■ WRITTEN INSTRUCTION:
Write out the listing below in full and exactly, leaving out every picture.

## BEGIN

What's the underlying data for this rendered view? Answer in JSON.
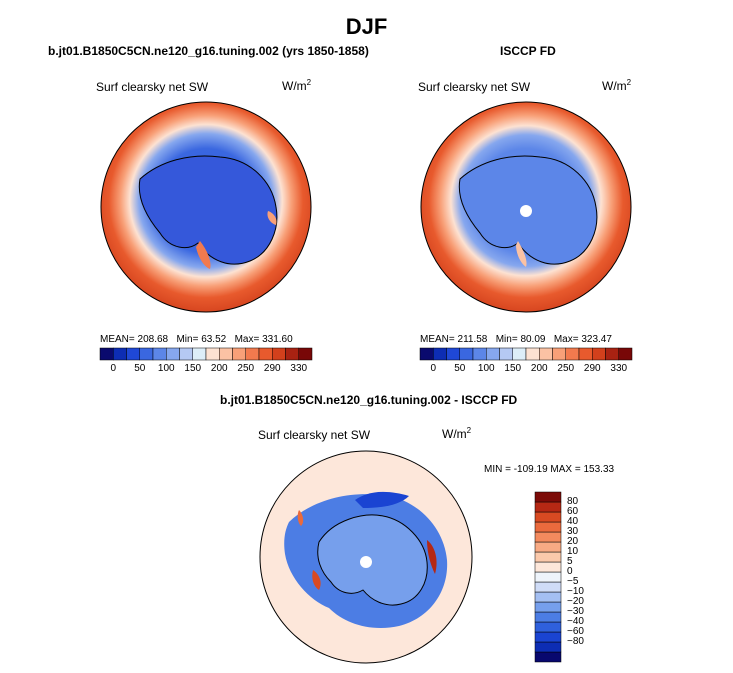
{
  "page": {
    "title": "DJF"
  },
  "panels": [
    {
      "subtitle": "b.jt01.B1850C5CN.ne120_g16.tuning.002 (yrs 1850-1858)",
      "field": "Surf clearsky net SW",
      "units_base": "W/m",
      "units_exp": "2",
      "stats": {
        "mean_label": "MEAN=",
        "mean": "208.68",
        "min_label": "Min=",
        "min": "63.52",
        "max_label": "Max=",
        "max": "331.60"
      }
    },
    {
      "subtitle": "ISCCP FD",
      "field": "Surf clearsky net SW",
      "units_base": "W/m",
      "units_exp": "2",
      "stats": {
        "mean_label": "MEAN=",
        "mean": "211.58",
        "min_label": "Min=",
        "min": "80.09",
        "max_label": "Max=",
        "max": "323.47"
      }
    },
    {
      "subtitle": "b.jt01.B1850C5CN.ne120_g16.tuning.002 - ISCCP FD",
      "field": "Surf clearsky net SW",
      "units_base": "W/m",
      "units_exp": "2",
      "minmax_label": "MIN = -109.19 MAX = 153.33"
    }
  ],
  "colorbar_top": {
    "colors": [
      "#0a0a6e",
      "#0d2db4",
      "#1f48d6",
      "#3a67e0",
      "#5c86e8",
      "#86a7ee",
      "#b5c9f3",
      "#ddeef8",
      "#fde2d2",
      "#fbc2a4",
      "#f8a078",
      "#f27a4e",
      "#e85a2d",
      "#d2401c",
      "#a82212",
      "#780707"
    ],
    "ticks": [
      "0",
      "50",
      "100",
      "150",
      "200",
      "250",
      "290",
      "330"
    ]
  },
  "colorbar_diff": {
    "colors": [
      "#08086e",
      "#0d2db4",
      "#1a44d2",
      "#2f60dc",
      "#4c7de4",
      "#769fec",
      "#a4bff2",
      "#cfdcf7",
      "#eef4fb",
      "#fde7da",
      "#fbc9ab",
      "#f8aa84",
      "#f38a5e",
      "#ea6a3d",
      "#d84a22",
      "#b52814",
      "#7c0b08"
    ],
    "labels": [
      "80",
      "60",
      "40",
      "30",
      "20",
      "10",
      "5",
      "0",
      "−5",
      "−10",
      "−20",
      "−30",
      "−40",
      "−60",
      "−80"
    ]
  }
}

## END

■ THE REPLY:
What's the underlying data for this rendered view? Answer in JSON.
{
  "page": {
    "title": "DJF"
  },
  "panels": [
    {
      "subtitle": "b.jt01.B1850C5CN.ne120_g16.tuning.002 (yrs 1850-1858)",
      "field": "Surf clearsky net SW",
      "units_base": "W/m",
      "units_exp": "2",
      "stats": {
        "mean_label": "MEAN=",
        "mean": "208.68",
        "min_label": "Min=",
        "min": "63.52",
        "max_label": "Max=",
        "max": "331.60"
      }
    },
    {
      "subtitle": "ISCCP FD",
      "field": "Surf clearsky net SW",
      "units_base": "W/m",
      "units_exp": "2",
      "stats": {
        "mean_label": "MEAN=",
        "mean": "211.58",
        "min_label": "Min=",
        "min": "80.09",
        "max_label": "Max=",
        "max": "323.47"
      }
    },
    {
      "subtitle": "b.jt01.B1850C5CN.ne120_g16.tuning.002 - ISCCP FD",
      "field": "Surf clearsky net SW",
      "units_base": "W/m",
      "units_exp": "2",
      "minmax_label": "MIN = -109.19 MAX = 153.33"
    }
  ],
  "colorbar_top": {
    "colors": [
      "#0a0a6e",
      "#0d2db4",
      "#1f48d6",
      "#3a67e0",
      "#5c86e8",
      "#86a7ee",
      "#b5c9f3",
      "#ddeef8",
      "#fde2d2",
      "#fbc2a4",
      "#f8a078",
      "#f27a4e",
      "#e85a2d",
      "#d2401c",
      "#a82212",
      "#780707"
    ],
    "ticks": [
      "0",
      "50",
      "100",
      "150",
      "200",
      "250",
      "290",
      "330"
    ]
  },
  "colorbar_diff": {
    "colors": [
      "#08086e",
      "#0d2db4",
      "#1a44d2",
      "#2f60dc",
      "#4c7de4",
      "#769fec",
      "#a4bff2",
      "#cfdcf7",
      "#eef4fb",
      "#fde7da",
      "#fbc9ab",
      "#f8aa84",
      "#f38a5e",
      "#ea6a3d",
      "#d84a22",
      "#b52814",
      "#7c0b08"
    ],
    "labels": [
      "80",
      "60",
      "40",
      "30",
      "20",
      "10",
      "5",
      "0",
      "−5",
      "−10",
      "−20",
      "−30",
      "−40",
      "−60",
      "−80"
    ]
  }
}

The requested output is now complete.